- Estratto della pagina:
((

Michail Gorbaciov: A questa domanda di solito rispondo così: molti anni fa una delegazione francese arrivò a Pechino e fu ricevuta da Zhou Enlai. I membri della delegazione gli chiesero quale fosse stata l’influenza della Rivoluzione francese su quella cinese e sul mondo. Zhou Enlai ha pensato lungamente e poi ha detto: «È un po’ prematuro esprimere dei giudizi».
Parecchi anni fa, soprattutto in Russia, molti volevano portare in trionfo Gorbaciov e fino all’autunno del 1990, a giudicare dai sondaggi di opinione, nessuno era in grado di fargli concorrenza. Poi invece la situazione sociale, ma soprattutto politica, si è aggravata: i comunisti, anzi direi la nomenklatura comunista ha perso le prime lezioni libere nell’Unione Sovietica. Avendo perso, la nomenklatura ha deciso di fare fuori Gorbaciov. Si sono fatti vivi i critici di Gorbaciov, la popolarità ha cominciato a calare e così via. Però – come succede spesso nella storia, e voi lo sapete meglio di me – quando fu ucciso Giulio Cesare con ventitré coltellate tutti quelli che avevano partecipato a quella aggressione furono uccisi durante la guerra civile.

))

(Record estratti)
((

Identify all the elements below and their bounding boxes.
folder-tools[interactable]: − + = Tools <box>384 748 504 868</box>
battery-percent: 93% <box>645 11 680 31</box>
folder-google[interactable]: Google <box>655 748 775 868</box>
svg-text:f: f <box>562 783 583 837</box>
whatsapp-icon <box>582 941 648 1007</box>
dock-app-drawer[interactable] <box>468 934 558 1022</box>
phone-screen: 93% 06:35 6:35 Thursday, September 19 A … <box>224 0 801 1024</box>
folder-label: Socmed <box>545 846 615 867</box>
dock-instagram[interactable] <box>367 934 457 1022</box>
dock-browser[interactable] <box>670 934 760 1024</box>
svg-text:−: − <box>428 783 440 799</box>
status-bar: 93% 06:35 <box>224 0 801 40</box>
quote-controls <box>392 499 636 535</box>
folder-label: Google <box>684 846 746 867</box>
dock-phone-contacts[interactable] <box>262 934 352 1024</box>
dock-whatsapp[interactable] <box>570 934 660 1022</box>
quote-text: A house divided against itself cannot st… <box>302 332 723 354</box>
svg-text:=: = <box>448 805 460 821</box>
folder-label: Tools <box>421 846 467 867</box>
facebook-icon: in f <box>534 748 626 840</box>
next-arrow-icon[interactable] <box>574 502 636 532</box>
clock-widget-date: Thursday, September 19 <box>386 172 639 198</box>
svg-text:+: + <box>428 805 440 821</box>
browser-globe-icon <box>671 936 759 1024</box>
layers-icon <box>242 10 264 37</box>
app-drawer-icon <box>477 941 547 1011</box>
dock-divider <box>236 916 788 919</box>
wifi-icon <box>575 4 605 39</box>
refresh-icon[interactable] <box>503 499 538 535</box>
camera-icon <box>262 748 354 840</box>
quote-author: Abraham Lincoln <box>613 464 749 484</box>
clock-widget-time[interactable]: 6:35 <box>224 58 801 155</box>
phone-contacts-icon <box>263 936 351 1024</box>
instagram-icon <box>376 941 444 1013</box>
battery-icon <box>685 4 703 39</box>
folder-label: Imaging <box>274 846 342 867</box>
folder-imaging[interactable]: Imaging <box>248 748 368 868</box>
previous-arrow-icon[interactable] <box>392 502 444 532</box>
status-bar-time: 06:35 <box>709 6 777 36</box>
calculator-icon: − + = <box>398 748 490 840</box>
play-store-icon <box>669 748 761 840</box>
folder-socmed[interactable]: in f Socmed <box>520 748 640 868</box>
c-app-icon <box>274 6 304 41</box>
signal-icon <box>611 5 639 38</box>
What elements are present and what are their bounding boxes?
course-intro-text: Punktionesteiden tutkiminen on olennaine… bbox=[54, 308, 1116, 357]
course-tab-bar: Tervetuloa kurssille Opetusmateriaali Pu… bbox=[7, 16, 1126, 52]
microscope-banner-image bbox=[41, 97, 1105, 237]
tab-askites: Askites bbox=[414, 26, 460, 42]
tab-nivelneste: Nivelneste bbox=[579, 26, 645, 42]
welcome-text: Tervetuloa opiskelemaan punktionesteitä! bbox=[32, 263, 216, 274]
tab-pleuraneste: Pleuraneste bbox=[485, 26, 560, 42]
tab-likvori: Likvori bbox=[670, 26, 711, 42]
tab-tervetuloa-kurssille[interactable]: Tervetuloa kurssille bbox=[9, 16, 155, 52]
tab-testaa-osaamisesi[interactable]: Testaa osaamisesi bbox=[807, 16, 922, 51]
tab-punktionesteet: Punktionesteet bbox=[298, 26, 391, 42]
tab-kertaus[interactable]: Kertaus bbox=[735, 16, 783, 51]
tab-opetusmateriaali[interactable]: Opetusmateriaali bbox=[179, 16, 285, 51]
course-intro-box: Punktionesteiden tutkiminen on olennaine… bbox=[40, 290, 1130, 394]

))

- Consegna 1:
Copia dal brano su Gorbaciov il passo che inizia con "Parecchi anni fa, soprattutto" e finisce con "la guerra civile.".
- Consegna 2:
Prosegui il brano su Gorbaciov a partire dalla sua ultima frase.

- Spazio risposta 1:
Parecchi anni fa, soprattutto in Russia, molti volevano portare in trionfo Gorbaciov e fino all’autunno del 1990, a giudicare dai sondaggi di opinione, nessuno era in grado di fargli concorrenza. Poi invece la situazione sociale, ma soprattutto politica, si è aggravata: i comunisti, anzi direi la nomenklatura comunista ha perso le prime lezioni libere nell’Unione Sovietica. Avendo perso, la nomenklatura ha deciso di fare fuori Gorbaciov. Si sono fatti vivi i critici di Gorbaciov, la popolarità ha cominciato a calare e così via. Però – come succede spesso nella storia, e voi lo sapete meglio di me – quando fu ucciso Giulio Cesare con ventitré coltellate tutti quelli che avevano partecipato a quella aggressione furono uccisi durante la guerra civile.

- Spazio risposta 2:
Da noi è successo lo stesso, ovviamente in un altro contesto storico… Noi abbiamo perso il paese che si poteva e si doveva salvare. In seguito la scelta di politica economica è stata quella di una terapia shock, anzi di uno shock senza terapia. Certe forze hanno imposto al paese un nuovo fondamentalismo: il fondamentalismo sovietico è stato sostituito dal fondamentalismo liberale. Ma, come sempre, la cosa più importante è quello che succede nelle teste, nei cervelli delle persone.
Cinque anni fa, quando la nostra fondazione effettuò un sondaggio di opinione, abbiamo registrato delle risposte sconvolgenti alla domanda: «Si doveva o no cominciare la perestroika?». Il 45% ha detto no, il 42% sì. Un pareggio.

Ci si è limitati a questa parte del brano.